TASK DESCRIPTION — The entries below contain pictures. Retype everything except those pictures, exactly as given.
* BEGIN DATA SUPPLIED *
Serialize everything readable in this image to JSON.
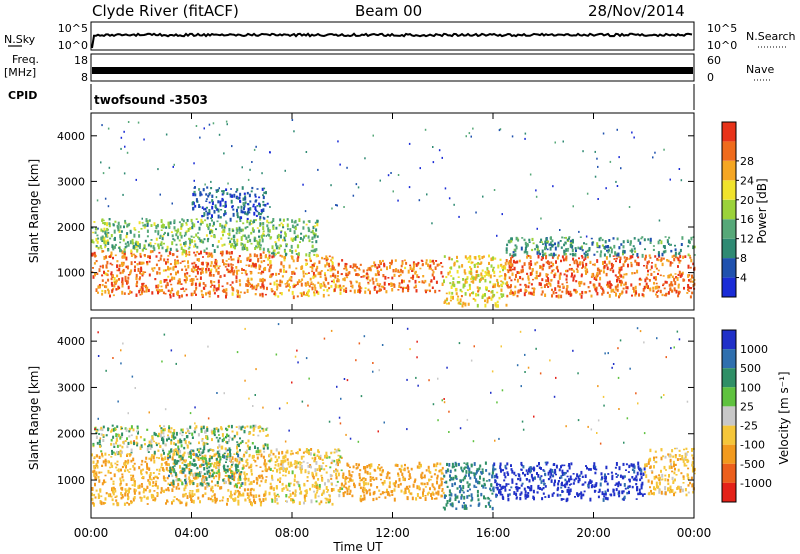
{
  "header": {
    "station": "Clyde River (fitACF)",
    "beam": "Beam 00",
    "date": "28/Nov/2014"
  },
  "strips": {
    "nsky_label": "N.Sky",
    "nsky_ticks": [
      "10^5",
      "10^0"
    ],
    "nsearch_label": "N.Search",
    "nsearch_ticks": [
      "10^5",
      "10^0"
    ],
    "freq_label_1": "Freq.",
    "freq_label_2": "[MHz]",
    "freq_ticks": [
      "18",
      "8"
    ],
    "nave_label": "Nave",
    "nave_ticks": [
      "60",
      "0"
    ],
    "cpid_label": "CPID",
    "cpid_value": "twofsound -3503"
  },
  "colors": {
    "power": [
      "#1a2cd6",
      "#1f51ae",
      "#2f8a73",
      "#56a878",
      "#9bd23a",
      "#f0e22c",
      "#f5a623",
      "#ef6b1c",
      "#e8331a"
    ],
    "velocity": [
      "#2030c8",
      "#2f6fae",
      "#2f8f66",
      "#5fc23f",
      "#c8c8c8",
      "#f5c63a",
      "#f29a1e",
      "#ec5f1c",
      "#e42219"
    ]
  },
  "chart_data": [
    {
      "type": "heatmap",
      "panel": "power",
      "ylabel": "Slant Range [km]",
      "xlabel": "Time UT",
      "xlim": [
        0,
        24
      ],
      "ylim": [
        180,
        4500
      ],
      "x_ticks": [
        "00:00",
        "04:00",
        "08:00",
        "12:00",
        "16:00",
        "20:00",
        "00:00"
      ],
      "y_ticks": [
        1000,
        2000,
        3000,
        4000
      ],
      "colorbar_label": "Power [dB]",
      "colorbar_ticks": [
        4,
        8,
        12,
        16,
        20,
        24,
        28
      ],
      "scatter_bands": [
        {
          "t_start": 0.0,
          "t_end": 7.0,
          "range_low": 500,
          "range_high": 1500,
          "value": 26
        },
        {
          "t_start": 0.0,
          "t_end": 7.0,
          "range_low": 1500,
          "range_high": 2200,
          "value": 14
        },
        {
          "t_start": 4.0,
          "t_end": 7.0,
          "range_low": 2200,
          "range_high": 2900,
          "value": 6
        },
        {
          "t_start": 7.0,
          "t_end": 10.0,
          "range_low": 500,
          "range_high": 1400,
          "value": 24
        },
        {
          "t_start": 7.0,
          "t_end": 9.0,
          "range_low": 1400,
          "range_high": 2200,
          "value": 14
        },
        {
          "t_start": 10.0,
          "t_end": 14.0,
          "range_low": 600,
          "range_high": 1300,
          "value": 26
        },
        {
          "t_start": 14.0,
          "t_end": 16.5,
          "range_low": 300,
          "range_high": 1400,
          "value": 20
        },
        {
          "t_start": 16.5,
          "t_end": 24.0,
          "range_low": 500,
          "range_high": 1400,
          "value": 27
        },
        {
          "t_start": 16.5,
          "t_end": 24.0,
          "range_low": 1400,
          "range_high": 1800,
          "value": 10
        }
      ]
    },
    {
      "type": "heatmap",
      "panel": "velocity",
      "ylabel": "Slant Range [km]",
      "xlabel": "Time UT",
      "xlim": [
        0,
        24
      ],
      "ylim": [
        180,
        4500
      ],
      "x_ticks": [
        "00:00",
        "04:00",
        "08:00",
        "12:00",
        "16:00",
        "20:00",
        "00:00"
      ],
      "y_ticks": [
        1000,
        2000,
        3000,
        4000
      ],
      "colorbar_label": "Velocity [m s⁻¹]",
      "colorbar_ticks": [
        "1000",
        "500",
        "100",
        "25",
        "-25",
        "-100",
        "-500",
        "-1000"
      ],
      "scatter_bands": [
        {
          "t_start": 0.0,
          "t_end": 7.0,
          "range_low": 500,
          "range_high": 1600,
          "value": -300
        },
        {
          "t_start": 3.0,
          "t_end": 6.0,
          "range_low": 900,
          "range_high": 1700,
          "value": 150
        },
        {
          "t_start": 0.0,
          "t_end": 7.0,
          "range_low": 1600,
          "range_high": 2200,
          "value": 0
        },
        {
          "t_start": 7.0,
          "t_end": 10.0,
          "range_low": 500,
          "range_high": 1700,
          "value": -150
        },
        {
          "t_start": 10.0,
          "t_end": 14.0,
          "range_low": 600,
          "range_high": 1400,
          "value": -400
        },
        {
          "t_start": 14.0,
          "t_end": 16.0,
          "range_low": 400,
          "range_high": 1400,
          "value": 300
        },
        {
          "t_start": 16.0,
          "t_end": 22.0,
          "range_low": 600,
          "range_high": 1400,
          "value": 900
        },
        {
          "t_start": 22.0,
          "t_end": 24.0,
          "range_low": 700,
          "range_high": 1700,
          "value": -200
        }
      ]
    }
  ]
}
* END DATA SUPPLIED *
RESPONSE TO THE EXERCISE —
Serialize everything readable in this image to JSON.
{
  "header": {
    "station": "Clyde River (fitACF)",
    "beam": "Beam 00",
    "date": "28/Nov/2014"
  },
  "strips": {
    "nsky_label": "N.Sky",
    "nsky_ticks": [
      "10^5",
      "10^0"
    ],
    "nsearch_label": "N.Search",
    "nsearch_ticks": [
      "10^5",
      "10^0"
    ],
    "freq_label_1": "Freq.",
    "freq_label_2": "[MHz]",
    "freq_ticks": [
      "18",
      "8"
    ],
    "nave_label": "Nave",
    "nave_ticks": [
      "60",
      "0"
    ],
    "cpid_label": "CPID",
    "cpid_value": "twofsound -3503"
  },
  "colors": {
    "power": [
      "#1a2cd6",
      "#1f51ae",
      "#2f8a73",
      "#56a878",
      "#9bd23a",
      "#f0e22c",
      "#f5a623",
      "#ef6b1c",
      "#e8331a"
    ],
    "velocity": [
      "#2030c8",
      "#2f6fae",
      "#2f8f66",
      "#5fc23f",
      "#c8c8c8",
      "#f5c63a",
      "#f29a1e",
      "#ec5f1c",
      "#e42219"
    ]
  },
  "chart_data": [
    {
      "type": "heatmap",
      "panel": "power",
      "ylabel": "Slant Range [km]",
      "xlabel": "Time UT",
      "xlim": [
        0,
        24
      ],
      "ylim": [
        180,
        4500
      ],
      "x_ticks": [
        "00:00",
        "04:00",
        "08:00",
        "12:00",
        "16:00",
        "20:00",
        "00:00"
      ],
      "y_ticks": [
        1000,
        2000,
        3000,
        4000
      ],
      "colorbar_label": "Power [dB]",
      "colorbar_ticks": [
        4,
        8,
        12,
        16,
        20,
        24,
        28
      ],
      "scatter_bands": [
        {
          "t_start": 0.0,
          "t_end": 7.0,
          "range_low": 500,
          "range_high": 1500,
          "value": 26
        },
        {
          "t_start": 0.0,
          "t_end": 7.0,
          "range_low": 1500,
          "range_high": 2200,
          "value": 14
        },
        {
          "t_start": 4.0,
          "t_end": 7.0,
          "range_low": 2200,
          "range_high": 2900,
          "value": 6
        },
        {
          "t_start": 7.0,
          "t_end": 10.0,
          "range_low": 500,
          "range_high": 1400,
          "value": 24
        },
        {
          "t_start": 7.0,
          "t_end": 9.0,
          "range_low": 1400,
          "range_high": 2200,
          "value": 14
        },
        {
          "t_start": 10.0,
          "t_end": 14.0,
          "range_low": 600,
          "range_high": 1300,
          "value": 26
        },
        {
          "t_start": 14.0,
          "t_end": 16.5,
          "range_low": 300,
          "range_high": 1400,
          "value": 20
        },
        {
          "t_start": 16.5,
          "t_end": 24.0,
          "range_low": 500,
          "range_high": 1400,
          "value": 27
        },
        {
          "t_start": 16.5,
          "t_end": 24.0,
          "range_low": 1400,
          "range_high": 1800,
          "value": 10
        }
      ]
    },
    {
      "type": "heatmap",
      "panel": "velocity",
      "ylabel": "Slant Range [km]",
      "xlabel": "Time UT",
      "xlim": [
        0,
        24
      ],
      "ylim": [
        180,
        4500
      ],
      "x_ticks": [
        "00:00",
        "04:00",
        "08:00",
        "12:00",
        "16:00",
        "20:00",
        "00:00"
      ],
      "y_ticks": [
        1000,
        2000,
        3000,
        4000
      ],
      "colorbar_label": "Velocity [m s⁻¹]",
      "colorbar_ticks": [
        "1000",
        "500",
        "100",
        "25",
        "-25",
        "-100",
        "-500",
        "-1000"
      ],
      "scatter_bands": [
        {
          "t_start": 0.0,
          "t_end": 7.0,
          "range_low": 500,
          "range_high": 1600,
          "value": -300
        },
        {
          "t_start": 3.0,
          "t_end": 6.0,
          "range_low": 900,
          "range_high": 1700,
          "value": 150
        },
        {
          "t_start": 0.0,
          "t_end": 7.0,
          "range_low": 1600,
          "range_high": 2200,
          "value": 0
        },
        {
          "t_start": 7.0,
          "t_end": 10.0,
          "range_low": 500,
          "range_high": 1700,
          "value": -150
        },
        {
          "t_start": 10.0,
          "t_end": 14.0,
          "range_low": 600,
          "range_high": 1400,
          "value": -400
        },
        {
          "t_start": 14.0,
          "t_end": 16.0,
          "range_low": 400,
          "range_high": 1400,
          "value": 300
        },
        {
          "t_start": 16.0,
          "t_end": 22.0,
          "range_low": 600,
          "range_high": 1400,
          "value": 900
        },
        {
          "t_start": 22.0,
          "t_end": 24.0,
          "range_low": 700,
          "range_high": 1700,
          "value": -200
        }
      ]
    }
  ]
}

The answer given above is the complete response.